_What the task requires_:
Without the pictures, copy all the entries below exactly.

___ Material for this exercise ___

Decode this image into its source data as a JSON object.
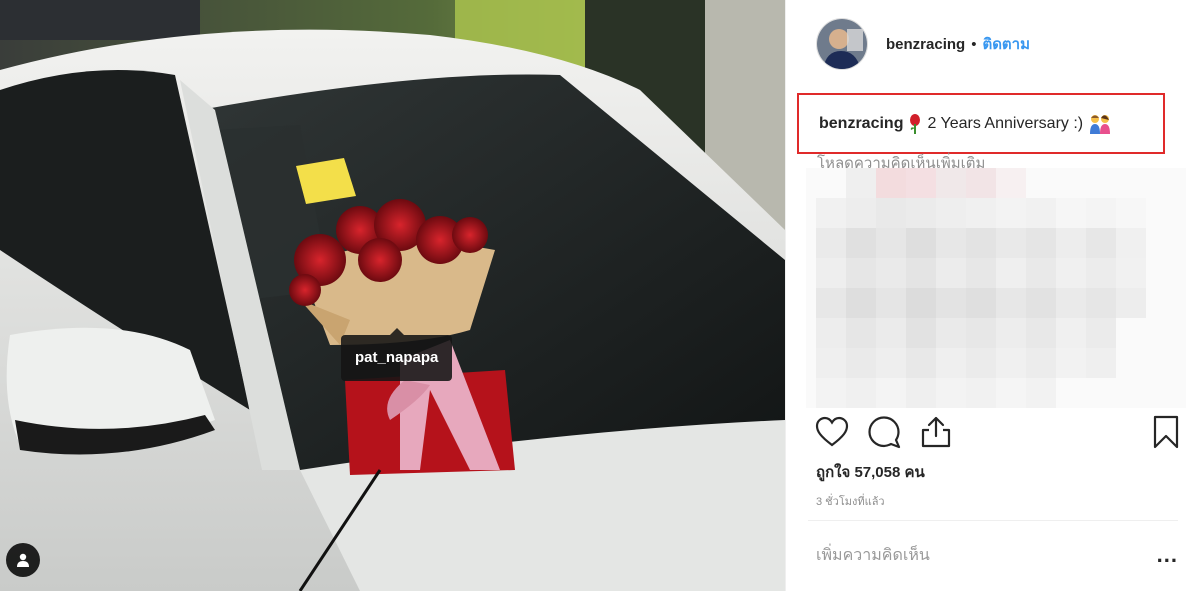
{
  "header": {
    "username": "benzracing",
    "separator": "•",
    "follow_label": "ติดตาม"
  },
  "caption": {
    "username": "benzracing",
    "text": "2 Years Anniversary :)",
    "rose_icon": "rose-icon",
    "couple_icon": "couple-emoji-icon"
  },
  "load_more_comments": "โหลดความคิดเห็นเพิ่มเติม",
  "photo": {
    "tag_username": "pat_napapa",
    "tag_button_icon": "user-tag-icon"
  },
  "actions": {
    "like_icon": "heart-icon",
    "comment_icon": "comment-icon",
    "share_icon": "share-icon",
    "save_icon": "bookmark-icon"
  },
  "likes_text": "ถูกใจ 57,058 คน",
  "timestamp": "3 ชั่วโมงที่แล้ว",
  "comment_input": {
    "placeholder": "เพิ่มความคิดเห็น",
    "more_label": "..."
  },
  "colors": {
    "highlight_box": "#e02a2a",
    "follow_link": "#3897f0",
    "muted_text": "#8e8e8e"
  }
}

___

_Exercise solution_:
Decode this image into its source data as a JSON object.
{
  "header": {
    "username": "benzracing",
    "separator": "•",
    "follow_label": "ติดตาม"
  },
  "caption": {
    "username": "benzracing",
    "text": "2 Years Anniversary :)",
    "rose_icon": "rose-icon",
    "couple_icon": "couple-emoji-icon"
  },
  "load_more_comments": "โหลดความคิดเห็นเพิ่มเติม",
  "photo": {
    "tag_username": "pat_napapa",
    "tag_button_icon": "user-tag-icon"
  },
  "actions": {
    "like_icon": "heart-icon",
    "comment_icon": "comment-icon",
    "share_icon": "share-icon",
    "save_icon": "bookmark-icon"
  },
  "likes_text": "ถูกใจ 57,058 คน",
  "timestamp": "3 ชั่วโมงที่แล้ว",
  "comment_input": {
    "placeholder": "เพิ่มความคิดเห็น",
    "more_label": "..."
  },
  "colors": {
    "highlight_box": "#e02a2a",
    "follow_link": "#3897f0",
    "muted_text": "#8e8e8e"
  }
}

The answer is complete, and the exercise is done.